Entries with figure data
━━━━━━━━

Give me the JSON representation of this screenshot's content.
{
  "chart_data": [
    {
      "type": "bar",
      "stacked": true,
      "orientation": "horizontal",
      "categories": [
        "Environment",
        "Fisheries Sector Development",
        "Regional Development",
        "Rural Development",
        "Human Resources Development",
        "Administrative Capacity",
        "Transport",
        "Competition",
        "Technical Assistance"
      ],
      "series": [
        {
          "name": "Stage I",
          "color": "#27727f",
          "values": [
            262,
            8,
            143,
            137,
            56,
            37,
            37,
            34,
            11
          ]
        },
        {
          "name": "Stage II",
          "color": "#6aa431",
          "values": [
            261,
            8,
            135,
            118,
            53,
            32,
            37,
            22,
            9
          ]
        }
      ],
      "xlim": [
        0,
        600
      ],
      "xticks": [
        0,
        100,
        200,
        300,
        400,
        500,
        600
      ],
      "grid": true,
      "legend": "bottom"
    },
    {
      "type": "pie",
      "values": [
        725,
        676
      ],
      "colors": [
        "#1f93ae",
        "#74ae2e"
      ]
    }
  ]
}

━━━━━━━━

Job >> Write the entire listing out again, word for word.

Result of the task >>
Give me the JSON representation of this screenshot's content.
{
  "chart_data": [
    {
      "type": "bar",
      "stacked": true,
      "orientation": "horizontal",
      "categories": [
        "Environment",
        "Fisheries Sector Development",
        "Regional Development",
        "Rural Development",
        "Human Resources Development",
        "Administrative Capacity",
        "Transport",
        "Competition",
        "Technical Assistance"
      ],
      "series": [
        {
          "name": "Stage I",
          "color": "#27727f",
          "values": [
            262,
            8,
            143,
            137,
            56,
            37,
            37,
            34,
            11
          ]
        },
        {
          "name": "Stage II",
          "color": "#6aa431",
          "values": [
            261,
            8,
            135,
            118,
            53,
            32,
            37,
            22,
            9
          ]
        }
      ],
      "xlim": [
        0,
        600
      ],
      "xticks": [
        0,
        100,
        200,
        300,
        400,
        500,
        600
      ],
      "grid": true,
      "legend": "bottom"
    },
    {
      "type": "pie",
      "values": [
        725,
        676
      ],
      "colors": [
        "#1f93ae",
        "#74ae2e"
      ]
    }
  ]
}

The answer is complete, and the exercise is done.